§ **GIVEN PROBLEM**:
Your task is to give the data again, exactly, with every line intact.
**********
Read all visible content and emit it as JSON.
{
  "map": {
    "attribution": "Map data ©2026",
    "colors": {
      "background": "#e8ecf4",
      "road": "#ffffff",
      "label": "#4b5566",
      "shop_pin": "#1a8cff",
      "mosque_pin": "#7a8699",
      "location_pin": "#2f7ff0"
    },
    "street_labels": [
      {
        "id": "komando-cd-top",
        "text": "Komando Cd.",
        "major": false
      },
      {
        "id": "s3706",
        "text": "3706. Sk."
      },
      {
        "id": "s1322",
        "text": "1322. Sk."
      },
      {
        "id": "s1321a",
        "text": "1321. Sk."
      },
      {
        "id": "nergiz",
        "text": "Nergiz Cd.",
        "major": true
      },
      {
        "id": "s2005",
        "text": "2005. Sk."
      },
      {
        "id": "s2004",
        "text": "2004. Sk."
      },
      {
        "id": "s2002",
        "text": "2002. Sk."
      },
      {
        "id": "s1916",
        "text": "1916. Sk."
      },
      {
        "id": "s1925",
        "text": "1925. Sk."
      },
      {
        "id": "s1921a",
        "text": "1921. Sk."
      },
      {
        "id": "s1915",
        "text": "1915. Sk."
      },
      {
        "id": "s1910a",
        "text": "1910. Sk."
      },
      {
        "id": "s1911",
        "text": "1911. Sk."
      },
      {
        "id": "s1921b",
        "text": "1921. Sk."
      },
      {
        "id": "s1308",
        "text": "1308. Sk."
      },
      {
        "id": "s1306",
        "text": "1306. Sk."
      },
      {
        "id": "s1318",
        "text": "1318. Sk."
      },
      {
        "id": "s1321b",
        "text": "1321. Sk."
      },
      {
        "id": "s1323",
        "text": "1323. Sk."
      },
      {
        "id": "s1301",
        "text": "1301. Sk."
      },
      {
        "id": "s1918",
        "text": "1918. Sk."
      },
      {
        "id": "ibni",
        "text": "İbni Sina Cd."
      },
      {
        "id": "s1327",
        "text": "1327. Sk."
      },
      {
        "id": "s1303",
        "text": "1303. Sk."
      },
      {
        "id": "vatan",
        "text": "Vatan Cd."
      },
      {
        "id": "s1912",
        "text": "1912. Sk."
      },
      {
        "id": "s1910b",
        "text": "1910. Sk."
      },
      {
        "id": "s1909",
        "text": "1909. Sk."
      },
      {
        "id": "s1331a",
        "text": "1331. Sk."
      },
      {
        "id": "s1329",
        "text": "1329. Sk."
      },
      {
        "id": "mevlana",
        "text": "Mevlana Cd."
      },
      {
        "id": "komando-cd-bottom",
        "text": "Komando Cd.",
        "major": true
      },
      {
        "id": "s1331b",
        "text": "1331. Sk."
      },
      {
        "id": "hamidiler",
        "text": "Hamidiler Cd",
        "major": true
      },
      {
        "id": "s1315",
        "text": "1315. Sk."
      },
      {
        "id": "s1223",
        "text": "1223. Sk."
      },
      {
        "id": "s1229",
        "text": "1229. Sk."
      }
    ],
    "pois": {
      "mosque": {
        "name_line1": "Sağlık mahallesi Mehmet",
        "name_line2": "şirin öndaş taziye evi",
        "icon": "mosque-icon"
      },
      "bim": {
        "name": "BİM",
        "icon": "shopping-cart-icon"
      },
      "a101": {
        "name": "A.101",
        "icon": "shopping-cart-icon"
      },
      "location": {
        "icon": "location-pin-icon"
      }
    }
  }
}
**********
§ **RESPONSE**:
Read all visible content and emit it as JSON.
{
  "map": {
    "attribution": "Map data ©2026",
    "colors": {
      "background": "#e8ecf4",
      "road": "#ffffff",
      "label": "#4b5566",
      "shop_pin": "#1a8cff",
      "mosque_pin": "#7a8699",
      "location_pin": "#2f7ff0"
    },
    "street_labels": [
      {
        "id": "komando-cd-top",
        "text": "Komando Cd.",
        "major": false
      },
      {
        "id": "s3706",
        "text": "3706. Sk."
      },
      {
        "id": "s1322",
        "text": "1322. Sk."
      },
      {
        "id": "s1321a",
        "text": "1321. Sk."
      },
      {
        "id": "nergiz",
        "text": "Nergiz Cd.",
        "major": true
      },
      {
        "id": "s2005",
        "text": "2005. Sk."
      },
      {
        "id": "s2004",
        "text": "2004. Sk."
      },
      {
        "id": "s2002",
        "text": "2002. Sk."
      },
      {
        "id": "s1916",
        "text": "1916. Sk."
      },
      {
        "id": "s1925",
        "text": "1925. Sk."
      },
      {
        "id": "s1921a",
        "text": "1921. Sk."
      },
      {
        "id": "s1915",
        "text": "1915. Sk."
      },
      {
        "id": "s1910a",
        "text": "1910. Sk."
      },
      {
        "id": "s1911",
        "text": "1911. Sk."
      },
      {
        "id": "s1921b",
        "text": "1921. Sk."
      },
      {
        "id": "s1308",
        "text": "1308. Sk."
      },
      {
        "id": "s1306",
        "text": "1306. Sk."
      },
      {
        "id": "s1318",
        "text": "1318. Sk."
      },
      {
        "id": "s1321b",
        "text": "1321. Sk."
      },
      {
        "id": "s1323",
        "text": "1323. Sk."
      },
      {
        "id": "s1301",
        "text": "1301. Sk."
      },
      {
        "id": "s1918",
        "text": "1918. Sk."
      },
      {
        "id": "ibni",
        "text": "İbni Sina Cd."
      },
      {
        "id": "s1327",
        "text": "1327. Sk."
      },
      {
        "id": "s1303",
        "text": "1303. Sk."
      },
      {
        "id": "vatan",
        "text": "Vatan Cd."
      },
      {
        "id": "s1912",
        "text": "1912. Sk."
      },
      {
        "id": "s1910b",
        "text": "1910. Sk."
      },
      {
        "id": "s1909",
        "text": "1909. Sk."
      },
      {
        "id": "s1331a",
        "text": "1331. Sk."
      },
      {
        "id": "s1329",
        "text": "1329. Sk."
      },
      {
        "id": "mevlana",
        "text": "Mevlana Cd."
      },
      {
        "id": "komando-cd-bottom",
        "text": "Komando Cd.",
        "major": true
      },
      {
        "id": "s1331b",
        "text": "1331. Sk."
      },
      {
        "id": "hamidiler",
        "text": "Hamidiler Cd",
        "major": true
      },
      {
        "id": "s1315",
        "text": "1315. Sk."
      },
      {
        "id": "s1223",
        "text": "1223. Sk."
      },
      {
        "id": "s1229",
        "text": "1229. Sk."
      }
    ],
    "pois": {
      "mosque": {
        "name_line1": "Sağlık mahallesi Mehmet",
        "name_line2": "şirin öndaş taziye evi",
        "icon": "mosque-icon"
      },
      "bim": {
        "name": "BİM",
        "icon": "shopping-cart-icon"
      },
      "a101": {
        "name": "A.101",
        "icon": "shopping-cart-icon"
      },
      "location": {
        "icon": "location-pin-icon"
      }
    }
  }
}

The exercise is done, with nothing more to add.